When a line of the records below contains the string "log₁₀", copy that whole line.

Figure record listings
*** Block opens ***

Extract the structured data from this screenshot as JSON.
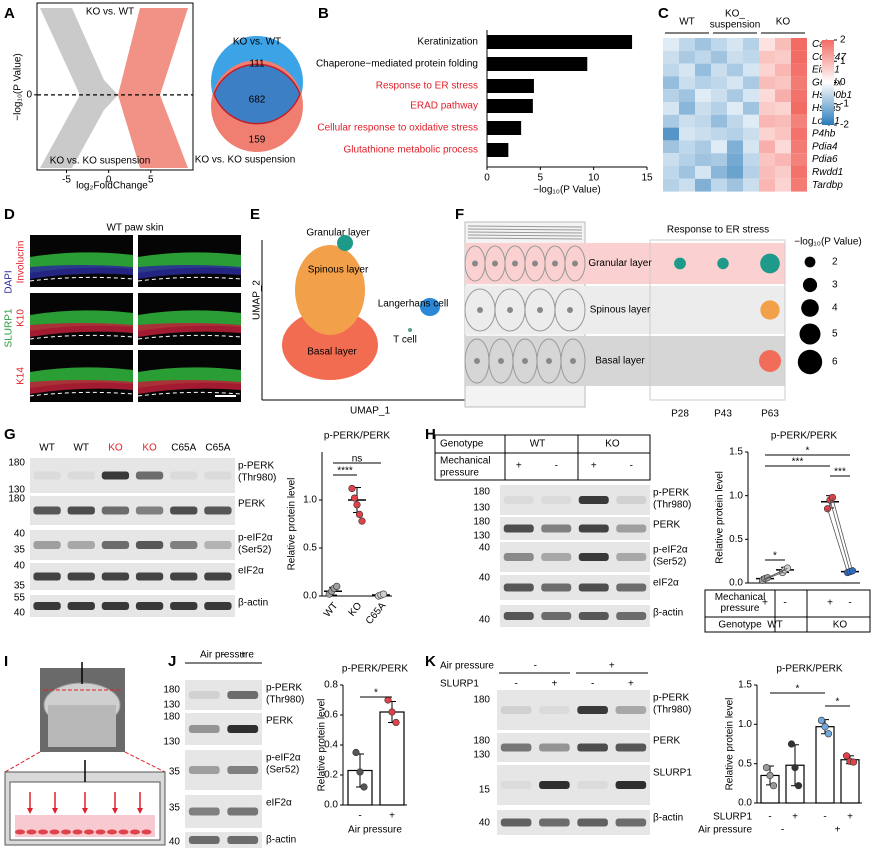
{
  "A": {
    "letter": "A",
    "volcano": {
      "type": "scatter",
      "title": "KO vs. WT",
      "subtitle": "KO vs. KO suspension",
      "x_label": "log₂FoldChange",
      "y_label": "−log₁₀(P Value)",
      "xlim": [
        -8.5,
        10
      ],
      "xticks": [
        -5,
        0,
        5
      ],
      "ylim": [
        -4.5,
        5.5
      ],
      "yticks": [
        0
      ],
      "colors": [
        "#bdbdbd",
        "#f07f72"
      ]
    },
    "venn": {
      "sets": [
        "KO vs. WT",
        "KO vs. KO suspension"
      ],
      "counts": [
        111,
        682,
        159
      ],
      "colors": [
        "#3ba3e6",
        "#f07f72",
        "#3d7fc4"
      ]
    }
  },
  "B": {
    "letter": "B",
    "chart": {
      "type": "bar",
      "categories": [
        "Keratinization",
        "Chaperone−mediated protein folding",
        "Response to ER stress",
        "ERAD pathway",
        "Cellular response to oxidative stress",
        "Glutathione metabolic process"
      ],
      "values": [
        13.6,
        9.4,
        4.4,
        4.3,
        3.2,
        2.0
      ],
      "label_colors": [
        "#000000",
        "#000000",
        "#e0202a",
        "#e0202a",
        "#e0202a",
        "#e0202a"
      ],
      "color": "#000000",
      "xlim": [
        0,
        15
      ],
      "xticks": [
        0,
        5,
        10,
        15
      ],
      "x_label": "−log₁₀(P Value)"
    }
  },
  "C": {
    "letter": "C",
    "heatmap": {
      "groups": [
        [
          "WT"
        ],
        [
          "KO_",
          "suspension"
        ],
        [
          "KO"
        ]
      ],
      "rows": [
        "Calr",
        "Ccdc47",
        "Eif2s1",
        "G6pdx",
        "Hsp90b1",
        "Hspa5",
        "Lonp1",
        "P4hb",
        "Pdia4",
        "Pdia6",
        "Rwdd1",
        "Tardbp"
      ],
      "values": [
        [
          -0.3,
          -0.6,
          -0.9,
          -0.6,
          -0.4,
          -0.7,
          0.4,
          0.9,
          2.0
        ],
        [
          -0.5,
          -0.8,
          -0.6,
          -0.9,
          -0.5,
          -0.6,
          0.8,
          0.7,
          2.0
        ],
        [
          -0.6,
          -0.4,
          -1.0,
          -0.5,
          -0.8,
          -0.4,
          0.6,
          1.0,
          1.9
        ],
        [
          -1.0,
          -0.5,
          -0.7,
          -0.6,
          -0.4,
          -0.8,
          0.9,
          0.8,
          1.8
        ],
        [
          -0.7,
          -0.9,
          -0.3,
          -0.5,
          -0.8,
          -0.4,
          0.5,
          1.1,
          1.9
        ],
        [
          -0.4,
          -1.1,
          -0.5,
          -0.7,
          -0.3,
          -0.9,
          0.7,
          0.6,
          2.0
        ],
        [
          -0.8,
          -0.5,
          -0.6,
          -1.0,
          -0.6,
          -0.3,
          1.0,
          0.9,
          1.7
        ],
        [
          -1.6,
          -0.4,
          -0.5,
          -0.6,
          -0.7,
          -0.5,
          0.6,
          0.8,
          1.9
        ],
        [
          -0.9,
          -0.6,
          -0.8,
          -0.3,
          -1.2,
          -0.4,
          1.1,
          0.5,
          1.8
        ],
        [
          -0.5,
          -0.7,
          -0.9,
          -0.8,
          -1.3,
          -0.6,
          0.8,
          1.0,
          1.7
        ],
        [
          -0.6,
          -0.9,
          -0.4,
          -1.1,
          -1.4,
          -0.7,
          0.9,
          0.7,
          1.9
        ],
        [
          -0.7,
          -0.5,
          -1.2,
          -0.6,
          -0.9,
          -0.5,
          1.0,
          0.6,
          1.8
        ]
      ],
      "colorbar": {
        "ticks": [
          2,
          1,
          0,
          -1,
          -2
        ],
        "colors": [
          "#2b7bba",
          "#ffffff",
          "#f26c64"
        ]
      }
    }
  },
  "D": {
    "letter": "D",
    "title": "WT paw skin",
    "stains": [
      "Involucrin",
      "K10",
      "K14"
    ],
    "channels": [
      "SLURP1",
      "DAPI"
    ]
  },
  "E": {
    "letter": "E",
    "clusters": [
      "Granular layer",
      "Spinous layer",
      "Langerhans cell",
      "T cell",
      "Basal layer"
    ],
    "x_label": "UMAP_1",
    "y_label": "UMAP_2"
  },
  "F": {
    "letter": "F",
    "chart": {
      "type": "dot",
      "title": "Response to ER stress",
      "rows": [
        "Granular layer",
        "Spinous layer",
        "Basal layer"
      ],
      "columns": [
        "P28",
        "P43",
        "P63"
      ],
      "values": [
        [
          2.3,
          2.2,
          4.6
        ],
        [
          null,
          null,
          4.5
        ],
        [
          null,
          null,
          5.3
        ]
      ],
      "row_colors": [
        "#1d9a8a",
        "#f2a04a",
        "#f26c5a"
      ],
      "size_legend": {
        "title": "−log₁₀(P Value)",
        "values": [
          2,
          3,
          4,
          5,
          6
        ]
      }
    }
  },
  "G": {
    "letter": "G",
    "blot": {
      "lanes": [
        "WT",
        "WT",
        "KO",
        "KO",
        "C65A",
        "C65A"
      ],
      "lane_colors": [
        "#000000",
        "#000000",
        "#e0202a",
        "#e0202a",
        "#000000",
        "#000000"
      ],
      "rows": [
        {
          "markers": [
            180,
            130
          ],
          "label": [
            "p-PERK",
            "(Thr980)"
          ]
        },
        {
          "markers": [
            180
          ],
          "label": [
            "PERK"
          ]
        },
        {
          "markers": [
            40,
            35
          ],
          "label": [
            "p-eIF2α",
            "(Ser52)"
          ]
        },
        {
          "markers": [
            40,
            35
          ],
          "label": [
            "eIF2α"
          ]
        },
        {
          "markers": [
            55,
            40
          ],
          "label": [
            "β-actin"
          ]
        }
      ]
    },
    "chart": {
      "type": "dot",
      "title": "p-PERK/PERK",
      "y_label": "Relative protein level",
      "ylim": [
        0,
        1.5
      ],
      "yticks": [
        {
          "value": 0,
          "label": "0.0"
        },
        0.5,
        {
          "value": 1,
          "label": "1.0"
        }
      ],
      "categories": [
        "WT",
        "KO",
        "C65A"
      ],
      "groups": [
        {
          "points": [
            0.02,
            0.05,
            0.08,
            0.1
          ],
          "mean": 0.05,
          "sd": 0.04,
          "color": "#9e9e9e"
        },
        {
          "points": [
            1.12,
            1.02,
            0.95,
            0.85,
            0.78
          ],
          "mean": 1.0,
          "sd": 0.13,
          "color": "#e0424a"
        },
        {
          "points": [
            0.0,
            0.01,
            0.02
          ],
          "mean": 0.01,
          "sd": 0.01,
          "color": "#cfcfcf"
        }
      ],
      "significance": [
        "ns",
        "****"
      ]
    }
  },
  "H": {
    "letter": "H",
    "blot": {
      "table": [
        {
          "label": [
            "Genotype"
          ],
          "cells": [
            "WT",
            "KO"
          ]
        },
        {
          "label": [
            "Mechanical",
            "pressure"
          ],
          "cells": [
            "+",
            "-",
            "+",
            "-"
          ]
        }
      ],
      "rows": [
        {
          "markers": [
            180,
            130
          ],
          "label": [
            "p-PERK",
            "(Thr980)"
          ]
        },
        {
          "markers": [
            180,
            130
          ],
          "label": [
            "PERK"
          ]
        },
        {
          "markers": [
            40
          ],
          "label": [
            "p-eIF2α",
            "(Ser52)"
          ]
        },
        {
          "markers": [
            40
          ],
          "label": [
            "eIF2α"
          ]
        },
        {
          "markers": [
            40
          ],
          "label": [
            "β-actin"
          ]
        }
      ]
    },
    "chart": {
      "type": "dot",
      "title": "p-PERK/PERK",
      "y_label": "Relative protein level",
      "ylim": [
        0,
        1.5
      ],
      "yticks": [
        {
          "value": 0,
          "label": "0.0"
        },
        0.5,
        {
          "value": 1,
          "label": "1.0"
        },
        1.5
      ],
      "x_table": [
        {
          "label": [
            "Mechanical",
            "pressure"
          ],
          "cells": [
            "+",
            "-",
            "+",
            "-"
          ]
        },
        {
          "label": [
            "Genotype"
          ],
          "cells": [
            "WT",
            "KO"
          ]
        }
      ],
      "groups": [
        {
          "points": [
            0.03,
            0.05,
            0.06
          ],
          "mean": 0.05,
          "sd": 0.02,
          "color": "#9e9e9e"
        },
        {
          "points": [
            0.12,
            0.15,
            0.17
          ],
          "mean": 0.15,
          "sd": 0.03,
          "color": "#d0d0d0"
        },
        {
          "points": [
            0.85,
            0.95,
            0.98
          ],
          "mean": 0.93,
          "sd": 0.07,
          "color": "#e0424a"
        },
        {
          "points": [
            0.12,
            0.13,
            0.14
          ],
          "mean": 0.13,
          "sd": 0.01,
          "color": "#2b6fd0"
        }
      ],
      "significance": [
        "*",
        "***",
        "*",
        "***"
      ]
    }
  },
  "I": {
    "letter": "I"
  },
  "J": {
    "letter": "J",
    "blot": {
      "conditions": [
        {
          "label": [
            "Air pressure"
          ],
          "cells": [
            "-",
            "+"
          ]
        }
      ],
      "rows": [
        {
          "markers": [
            180,
            130
          ],
          "label": [
            "p-PERK",
            "(Thr980)"
          ]
        },
        {
          "markers": [
            180,
            130
          ],
          "label": [
            "PERK"
          ]
        },
        {
          "markers": [
            35
          ],
          "label": [
            "p-eIF2α",
            "(Ser52)"
          ]
        },
        {
          "markers": [
            35
          ],
          "label": [
            "eIF2α"
          ]
        },
        {
          "markers": [
            40
          ],
          "label": [
            "β-actin"
          ]
        }
      ]
    },
    "chart": {
      "type": "bar",
      "title": "p-PERK/PERK",
      "y_label": "Relative protein level",
      "ylim": [
        0,
        0.8
      ],
      "yticks": [
        {
          "value": 0,
          "label": "0.0"
        },
        0.2,
        0.4,
        0.6,
        0.8
      ],
      "categories": [
        "-",
        "+"
      ],
      "x_label": "Air pressure",
      "groups": [
        {
          "points": [
            0.35,
            0.22,
            0.12
          ],
          "mean": 0.23,
          "sd": 0.11,
          "color": "#555555"
        },
        {
          "points": [
            0.7,
            0.62,
            0.55
          ],
          "mean": 0.62,
          "sd": 0.07,
          "color": "#e0424a"
        }
      ],
      "significance": [
        "*"
      ]
    }
  },
  "K": {
    "letter": "K",
    "blot": {
      "conditions": [
        {
          "label": [
            "Air pressure"
          ],
          "cells": [
            "-",
            "+"
          ]
        },
        {
          "label": [
            "SLURP1"
          ],
          "cells": [
            "-",
            "+",
            "-",
            "+"
          ]
        }
      ],
      "rows": [
        {
          "markers": [
            180
          ],
          "label": [
            "p-PERK",
            "(Thr980)"
          ]
        },
        {
          "markers": [
            180,
            130
          ],
          "label": [
            "PERK"
          ]
        },
        {
          "markers": [
            15
          ],
          "label": [
            "SLURP1"
          ]
        },
        {
          "markers": [
            40
          ],
          "label": [
            "β-actin"
          ]
        }
      ]
    },
    "chart": {
      "type": "bar",
      "title": "p-PERK/PERK",
      "y_label": "Relative protein level",
      "ylim": [
        0,
        1.5
      ],
      "yticks": [
        {
          "value": 0,
          "label": "0.0"
        },
        0.5,
        {
          "value": 1,
          "label": "1.0"
        },
        1.5
      ],
      "x_table": [
        {
          "label": [
            "SLURP1"
          ],
          "cells": [
            "-",
            "+",
            "-",
            "+"
          ]
        },
        {
          "label": [
            "Air pressure"
          ],
          "cells": [
            "-",
            "+"
          ]
        }
      ],
      "groups": [
        {
          "points": [
            0.45,
            0.35,
            0.22
          ],
          "mean": 0.35,
          "sd": 0.12,
          "color": "#9a9a9a"
        },
        {
          "points": [
            0.75,
            0.45,
            0.22
          ],
          "mean": 0.48,
          "sd": 0.26,
          "color": "#333333"
        },
        {
          "points": [
            1.05,
            0.97,
            0.88
          ],
          "mean": 0.97,
          "sd": 0.09,
          "color": "#6fa8dc"
        },
        {
          "points": [
            0.6,
            0.53,
            0.52
          ],
          "mean": 0.55,
          "sd": 0.05,
          "color": "#e0424a"
        }
      ],
      "significance": [
        "*",
        "*"
      ]
    }
  }
}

*** Block closes ***

THE COMPLETED TASK:
      "y_label": "−log₁₀(P Value)",
      "x_label": "−log₁₀(P Value)"
        "title": "−log₁₀(P Value)",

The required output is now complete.